▶ [PAGE]:
It would probably be best to create packages using cyclone-bootstrap since everything can be built using existing tooling (gcc, make, etc). And only the single source repository is needed.

Does that help?

nmeum commented 3 years ago

The problem is that the compiler depends heavily on code in the libraries, as well as cyclone.scm. So we have to bootstrap just about the whole system regardless.

I am aware of that, I don't want to abolish cyclone-bootstrap. I just think after cyclone.scm is bootstrapped (e.g. using cyclone-bootstrap) it should be possible to use it to compile the rest of the codebase (libraries, icyc, …) e.g.:

diff --git a/Makefile b/Makefile
index 8363acf6..0b128012 100644
--- a/Makefile
+++ b/Makefile
@@ -4,8 +4,10 @@

 include Makefile.config

+CYCLONE_SYSTEM = cyclone -A .
+CYCLONE_LOCAL = ./cyclone -A . -COPT '-Iinclude' -CLNK '-L.'
+
 # Commands
-CYCLONE = cyclone -A .
 CCOMP = $(CC) $(CFLAGS)
 INDENT_CMD = indent -linux -l80 -i2 -nut

@@ -146,12 +148,12 @@ doc :
 .PHONY: clean full bench bootstrap tags indent debug test doc

 game-of-life :
    cd $(EXAMPLE_DIR)/game-of-life ; $(MAKE)
@@ -162,13 +164,13 @@ hello-library/hello :
 libs : $(COBJECTS)

 $(COBJECTS) : %.o: %.sld
-   $(CYCLONE) $<
+   $(CYCLONE_LOCAL) $<

 cyclone : cyclone.scm $(CYC_RT_LIB) $(CYC_BN_LIB)
-   $(CYCLONE) cyclone.scm
+   $(CYCLONE_SYSTEM) cyclone.scm

 icyc : icyc.scm $(CYC_RT_LIB) $(CYC_BN_LIB)
-   $(CYCLONE) $<
+   $(CYCLONE_LOCAL) $<

 $(CYC_RT_LIB) : $(CFILES) $(HEADERS) $(CYC_BN_LIB)

So for example if you take the latest from bootstrap you will pick up the fix for #473.

It would probably be best to create packages using cyclone-bootstrap since everything can be built using existing tooling (gcc, make, etc). And only the single source repository is needed.

Sure, but cherry-picking/backporting changes from the cyclone-bootstrap repository would boil down to including diffs for autogenerated C code as part of the Alpine package recipe which is a bit iffy. As such, I actually think it's preferable to have a cyclone-bootstrap package and the use that to bootstrap the cyclone code in this repository and ship that in a separate package.

justinethier commented 3 years ago

Regarding the makefile, I see what you are saying. Let me see about setting something up.

Sure, but cherry-picking/backporting changes from the cyclone-bootstrap repository would boil down to including diffs for autogenerated C code as part of the Alpine package recipe which is a bit iffy. As such, I actually think it's preferable to have a cyclone-bootstrap package and the use that to bootstrap the cyclone code in this repository and ship that in a separate package.

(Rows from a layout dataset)
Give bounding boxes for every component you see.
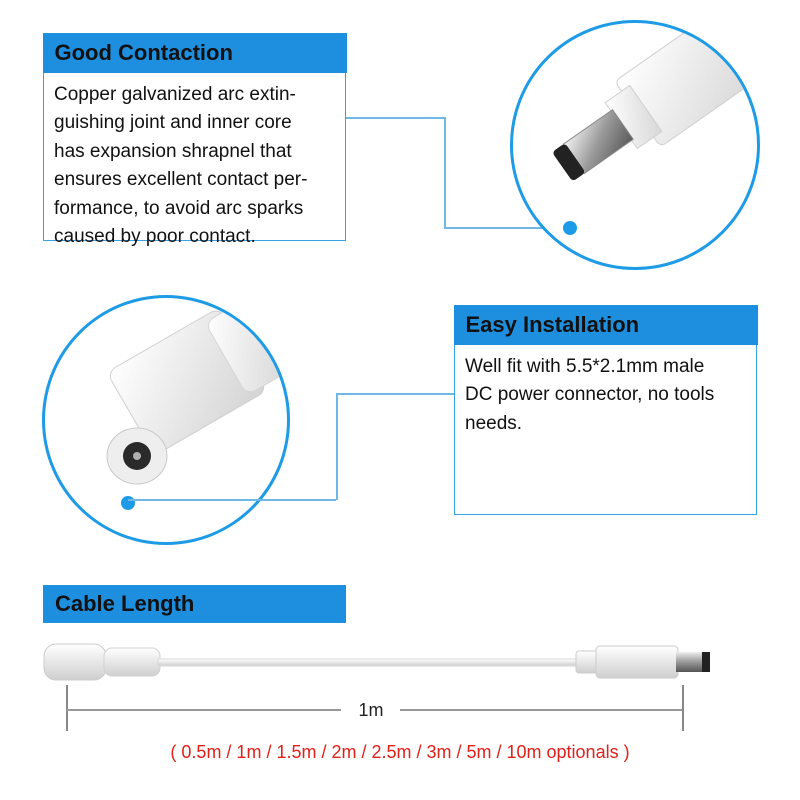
cable-length-title: Cable Length (43, 585, 346, 623)
male-plug-closeup-image (510, 20, 760, 270)
good-contaction-box (43, 33, 346, 247)
connector-line (336, 393, 338, 500)
text-line: formance, to avoid arc sparks (54, 197, 304, 219)
cable-illustration (30, 630, 770, 690)
text-line: guishing joint and inner core (54, 112, 292, 133)
female-socket-closeup-image (42, 295, 290, 545)
connector-line (336, 393, 454, 395)
connector-line (346, 117, 444, 119)
text-line: needs. (465, 412, 523, 434)
connector-line (444, 117, 446, 227)
text-line: has expansion shrapnel that (54, 140, 292, 162)
text-line: ensures excellent contact per- (54, 169, 308, 190)
text-line: DC power connector, no tools (465, 384, 715, 405)
connector-line (128, 499, 336, 501)
callout-dot (563, 221, 577, 235)
male-plug-illustration (513, 23, 760, 270)
text-line: Copper galvanized arc extin- (54, 83, 296, 105)
text-line: Well fit with 5.5*2.1mm male (465, 355, 705, 377)
easy-installation-title: Easy Installation (454, 305, 758, 345)
dimension-line-right (400, 709, 682, 711)
dimension-tick-left (66, 685, 68, 731)
text-line: caused by poor contact. (54, 226, 256, 247)
dimension-line-left (66, 709, 341, 711)
good-contaction-text (44, 73, 345, 252)
dimension-tick-right (682, 685, 684, 731)
easy-installation-box (454, 305, 757, 515)
good-contaction-title: Good Contaction (43, 33, 347, 73)
cable-length-label: 1m (358, 700, 384, 720)
length-optionals-text: ( 0.5m / 1m / 1.5m / 2m / 2.5m / 3m / 5m / 10m optionals ) (170, 742, 630, 762)
female-socket-illustration (45, 298, 290, 545)
easy-installation-text (455, 345, 756, 439)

▶ [TASKS FOR THIS EXERCISE]:
[A] Answer these from the Cyclone thread:
(i) Which existing tools does it name for building everything with cyclone-bootstrap?
(ii) In the proposed Makefile diff, which variable is used in the rule that compiles cyclone.scm?
(iii) Which fix would be picked up by taking the latest from bootstrap?
[B] Decide whether each statement agrees with the Cyclone thread. Give yes or no with the deciding words.
(i) The thread proposes abolishing cyclone-bootstrap.
(ii) justinethier offers to set something up regarding the makefile.
(iii) Backporting from the cyclone-bootstrap repository would mean including diffs for autogenerated C code in the Alpine package recipe.
[C] Please retype the Cyclone thread between "INDENT_CMD = indent" and "cd $(EXAMPLE_DIR)/game-of-life ; $(MAKE)", inclusive.

▶ [SOLUTIONS BY TASK]:
[A]
(i) gcc and make
(ii) $(CYCLONE_SYSTEM)
(iii) The fix for #473

[B]
(i) No: "I don't want to abolish cyclone-bootstrap"
(ii) Yes: "Regarding the makefile, I see what you are saying. Let me see about setting something up."
(iii) Yes: "would boil down to including diffs for autogenerated C code as part of the Alpine package recipe"

[C]
INDENT_CMD = indent -linux -l80 -i2 -nut

@@ -146,12 +148,12 @@ doc :
 .PHONY: clean full bench bootstrap tags indent debug test doc

 game-of-life :
    cd $(EXAMPLE_DIR)/game-of-life ; $(MAKE)